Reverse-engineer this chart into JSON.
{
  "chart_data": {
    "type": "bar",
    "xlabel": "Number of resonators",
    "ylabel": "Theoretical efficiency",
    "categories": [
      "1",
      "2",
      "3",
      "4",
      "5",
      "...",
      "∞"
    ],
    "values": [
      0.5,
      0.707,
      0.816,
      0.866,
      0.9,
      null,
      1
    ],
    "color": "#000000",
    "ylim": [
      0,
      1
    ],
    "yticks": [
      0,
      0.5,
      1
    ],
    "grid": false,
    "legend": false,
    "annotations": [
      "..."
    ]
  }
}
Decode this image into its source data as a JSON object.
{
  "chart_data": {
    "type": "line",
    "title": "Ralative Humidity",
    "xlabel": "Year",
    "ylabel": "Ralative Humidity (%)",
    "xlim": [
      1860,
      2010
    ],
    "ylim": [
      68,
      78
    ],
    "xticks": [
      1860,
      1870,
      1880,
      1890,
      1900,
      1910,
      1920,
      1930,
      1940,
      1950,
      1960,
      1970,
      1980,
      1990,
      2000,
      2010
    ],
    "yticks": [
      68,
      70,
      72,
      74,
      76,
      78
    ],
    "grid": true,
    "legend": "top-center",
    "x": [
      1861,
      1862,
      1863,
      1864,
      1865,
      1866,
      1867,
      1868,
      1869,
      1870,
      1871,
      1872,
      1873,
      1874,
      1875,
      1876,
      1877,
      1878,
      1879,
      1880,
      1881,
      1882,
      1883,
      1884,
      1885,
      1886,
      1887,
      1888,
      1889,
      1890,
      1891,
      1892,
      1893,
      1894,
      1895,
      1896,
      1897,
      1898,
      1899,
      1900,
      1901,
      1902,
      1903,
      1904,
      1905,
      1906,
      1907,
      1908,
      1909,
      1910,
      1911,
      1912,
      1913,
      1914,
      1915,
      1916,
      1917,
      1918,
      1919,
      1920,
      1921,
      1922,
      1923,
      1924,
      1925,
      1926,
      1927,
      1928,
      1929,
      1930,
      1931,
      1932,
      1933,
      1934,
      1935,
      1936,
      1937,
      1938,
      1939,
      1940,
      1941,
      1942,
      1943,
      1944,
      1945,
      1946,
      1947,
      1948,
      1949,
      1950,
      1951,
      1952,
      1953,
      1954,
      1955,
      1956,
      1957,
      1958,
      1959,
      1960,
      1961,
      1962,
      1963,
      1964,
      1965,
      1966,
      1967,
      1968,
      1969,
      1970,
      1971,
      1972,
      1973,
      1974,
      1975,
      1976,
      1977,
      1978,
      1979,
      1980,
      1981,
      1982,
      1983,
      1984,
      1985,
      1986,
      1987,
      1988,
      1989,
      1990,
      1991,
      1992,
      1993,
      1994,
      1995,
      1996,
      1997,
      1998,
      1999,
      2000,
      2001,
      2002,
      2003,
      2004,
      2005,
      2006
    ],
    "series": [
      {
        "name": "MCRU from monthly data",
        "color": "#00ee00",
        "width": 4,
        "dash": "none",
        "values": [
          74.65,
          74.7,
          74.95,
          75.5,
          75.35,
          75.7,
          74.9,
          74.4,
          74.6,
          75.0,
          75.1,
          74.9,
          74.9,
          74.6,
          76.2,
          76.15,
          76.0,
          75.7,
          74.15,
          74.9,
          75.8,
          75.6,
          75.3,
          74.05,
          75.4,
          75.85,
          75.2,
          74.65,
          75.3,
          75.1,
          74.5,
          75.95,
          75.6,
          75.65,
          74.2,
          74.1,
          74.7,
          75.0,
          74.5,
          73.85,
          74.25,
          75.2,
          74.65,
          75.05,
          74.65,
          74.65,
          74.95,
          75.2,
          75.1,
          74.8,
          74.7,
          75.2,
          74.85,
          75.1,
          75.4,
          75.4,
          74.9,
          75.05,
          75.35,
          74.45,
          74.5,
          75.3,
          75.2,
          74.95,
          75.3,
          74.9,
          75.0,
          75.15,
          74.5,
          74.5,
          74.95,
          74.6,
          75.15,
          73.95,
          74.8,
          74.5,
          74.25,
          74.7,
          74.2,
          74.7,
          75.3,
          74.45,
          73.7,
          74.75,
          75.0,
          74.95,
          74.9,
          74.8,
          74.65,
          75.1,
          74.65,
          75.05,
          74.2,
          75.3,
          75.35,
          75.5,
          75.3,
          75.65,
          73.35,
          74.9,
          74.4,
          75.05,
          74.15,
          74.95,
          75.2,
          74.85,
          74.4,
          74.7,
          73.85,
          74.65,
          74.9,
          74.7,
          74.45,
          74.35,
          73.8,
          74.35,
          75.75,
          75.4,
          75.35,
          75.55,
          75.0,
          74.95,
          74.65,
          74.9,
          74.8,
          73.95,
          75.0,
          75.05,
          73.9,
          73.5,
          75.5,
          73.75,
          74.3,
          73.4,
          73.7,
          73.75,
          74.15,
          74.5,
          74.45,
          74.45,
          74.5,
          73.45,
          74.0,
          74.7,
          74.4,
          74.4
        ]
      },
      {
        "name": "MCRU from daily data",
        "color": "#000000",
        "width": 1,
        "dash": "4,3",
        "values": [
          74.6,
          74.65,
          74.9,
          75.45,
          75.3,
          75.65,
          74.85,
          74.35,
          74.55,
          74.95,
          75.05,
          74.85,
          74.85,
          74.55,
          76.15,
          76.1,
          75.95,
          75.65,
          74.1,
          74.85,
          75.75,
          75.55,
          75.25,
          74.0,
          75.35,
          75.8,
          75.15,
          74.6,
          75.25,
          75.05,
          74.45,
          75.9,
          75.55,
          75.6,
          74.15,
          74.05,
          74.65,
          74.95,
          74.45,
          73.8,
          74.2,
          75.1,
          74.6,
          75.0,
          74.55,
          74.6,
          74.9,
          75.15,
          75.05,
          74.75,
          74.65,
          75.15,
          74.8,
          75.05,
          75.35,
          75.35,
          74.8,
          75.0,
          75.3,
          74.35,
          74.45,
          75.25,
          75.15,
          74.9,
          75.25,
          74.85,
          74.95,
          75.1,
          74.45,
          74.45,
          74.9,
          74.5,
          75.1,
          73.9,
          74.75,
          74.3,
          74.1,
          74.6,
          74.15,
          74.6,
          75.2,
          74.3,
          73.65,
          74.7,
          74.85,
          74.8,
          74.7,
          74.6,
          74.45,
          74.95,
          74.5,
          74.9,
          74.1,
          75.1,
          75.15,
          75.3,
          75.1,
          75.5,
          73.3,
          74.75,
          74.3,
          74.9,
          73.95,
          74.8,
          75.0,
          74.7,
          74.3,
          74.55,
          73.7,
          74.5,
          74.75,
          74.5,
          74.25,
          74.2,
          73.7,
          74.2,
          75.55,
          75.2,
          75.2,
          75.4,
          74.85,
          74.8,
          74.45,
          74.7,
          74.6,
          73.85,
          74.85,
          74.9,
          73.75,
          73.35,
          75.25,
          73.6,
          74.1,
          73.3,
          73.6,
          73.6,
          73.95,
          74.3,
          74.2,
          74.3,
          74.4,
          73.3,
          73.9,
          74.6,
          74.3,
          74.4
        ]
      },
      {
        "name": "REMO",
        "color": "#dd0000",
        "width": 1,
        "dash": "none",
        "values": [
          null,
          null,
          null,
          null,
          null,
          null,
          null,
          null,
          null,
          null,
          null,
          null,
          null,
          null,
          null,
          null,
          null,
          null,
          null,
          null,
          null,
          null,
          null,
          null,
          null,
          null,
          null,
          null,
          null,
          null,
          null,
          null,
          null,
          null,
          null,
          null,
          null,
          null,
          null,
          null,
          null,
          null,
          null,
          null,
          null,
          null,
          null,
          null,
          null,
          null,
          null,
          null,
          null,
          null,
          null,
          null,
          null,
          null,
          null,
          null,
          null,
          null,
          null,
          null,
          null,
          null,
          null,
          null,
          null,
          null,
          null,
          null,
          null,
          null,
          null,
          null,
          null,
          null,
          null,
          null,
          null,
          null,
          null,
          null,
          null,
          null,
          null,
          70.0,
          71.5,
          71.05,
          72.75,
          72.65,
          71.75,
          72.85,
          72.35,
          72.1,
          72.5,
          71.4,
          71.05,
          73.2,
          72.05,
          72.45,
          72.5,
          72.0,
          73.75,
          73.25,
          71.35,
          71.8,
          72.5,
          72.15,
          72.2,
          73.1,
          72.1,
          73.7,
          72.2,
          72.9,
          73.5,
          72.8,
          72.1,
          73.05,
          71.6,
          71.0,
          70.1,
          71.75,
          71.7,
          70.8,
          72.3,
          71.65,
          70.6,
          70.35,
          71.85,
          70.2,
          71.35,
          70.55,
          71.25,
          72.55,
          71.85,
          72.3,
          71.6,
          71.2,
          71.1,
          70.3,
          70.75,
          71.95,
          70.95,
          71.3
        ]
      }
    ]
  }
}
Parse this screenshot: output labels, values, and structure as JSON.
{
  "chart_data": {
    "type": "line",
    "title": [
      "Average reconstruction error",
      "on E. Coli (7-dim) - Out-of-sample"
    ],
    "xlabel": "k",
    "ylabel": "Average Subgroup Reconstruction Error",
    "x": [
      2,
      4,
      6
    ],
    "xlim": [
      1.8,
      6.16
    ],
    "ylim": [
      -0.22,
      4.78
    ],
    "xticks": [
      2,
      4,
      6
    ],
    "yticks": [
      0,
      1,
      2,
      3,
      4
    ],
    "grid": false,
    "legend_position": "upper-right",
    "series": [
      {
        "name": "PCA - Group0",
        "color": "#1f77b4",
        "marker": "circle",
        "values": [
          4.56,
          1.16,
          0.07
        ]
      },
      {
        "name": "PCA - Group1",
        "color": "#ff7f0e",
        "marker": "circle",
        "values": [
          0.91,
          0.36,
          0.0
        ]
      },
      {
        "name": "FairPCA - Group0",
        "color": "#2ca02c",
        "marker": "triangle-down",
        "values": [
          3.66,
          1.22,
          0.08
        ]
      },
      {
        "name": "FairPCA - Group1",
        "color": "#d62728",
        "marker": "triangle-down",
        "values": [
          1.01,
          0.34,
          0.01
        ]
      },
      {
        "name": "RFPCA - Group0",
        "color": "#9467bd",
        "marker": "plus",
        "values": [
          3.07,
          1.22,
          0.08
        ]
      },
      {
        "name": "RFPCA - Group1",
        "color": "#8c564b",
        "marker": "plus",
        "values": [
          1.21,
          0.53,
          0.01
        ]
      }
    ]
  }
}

▶ DESCRIPTION OF THE TASK
Write out once more the lines above beginning at the line with "Parse this screenshot: output"; continue through the final line and stop there.

▶ ANSWER FOR THE TASK
Parse this screenshot: output labels, values, and structure as JSON.
{
  "chart_data": {
    "type": "line",
    "title": [
      "Average reconstruction error",
      "on E. Coli (7-dim) - Out-of-sample"
    ],
    "xlabel": "k",
    "ylabel": "Average Subgroup Reconstruction Error",
    "x": [
      2,
      4,
      6
    ],
    "xlim": [
      1.8,
      6.16
    ],
    "ylim": [
      -0.22,
      4.78
    ],
    "xticks": [
      2,
      4,
      6
    ],
    "yticks": [
      0,
      1,
      2,
      3,
      4
    ],
    "grid": false,
    "legend_position": "upper-right",
    "series": [
      {
        "name": "PCA - Group0",
        "color": "#1f77b4",
        "marker": "circle",
        "values": [
          4.56,
          1.16,
          0.07
        ]
      },
      {
        "name": "PCA - Group1",
        "color": "#ff7f0e",
        "marker": "circle",
        "values": [
          0.91,
          0.36,
          0.0
        ]
      },
      {
        "name": "FairPCA - Group0",
        "color": "#2ca02c",
        "marker": "triangle-down",
        "values": [
          3.66,
          1.22,
          0.08
        ]
      },
      {
        "name": "FairPCA - Group1",
        "color": "#d62728",
        "marker": "triangle-down",
        "values": [
          1.01,
          0.34,
          0.01
        ]
      },
      {
        "name": "RFPCA - Group0",
        "color": "#9467bd",
        "marker": "plus",
        "values": [
          3.07,
          1.22,
          0.08
        ]
      },
      {
        "name": "RFPCA - Group1",
        "color": "#8c564b",
        "marker": "plus",
        "values": [
          1.21,
          0.53,
          0.01
        ]
      }
    ]
  }
}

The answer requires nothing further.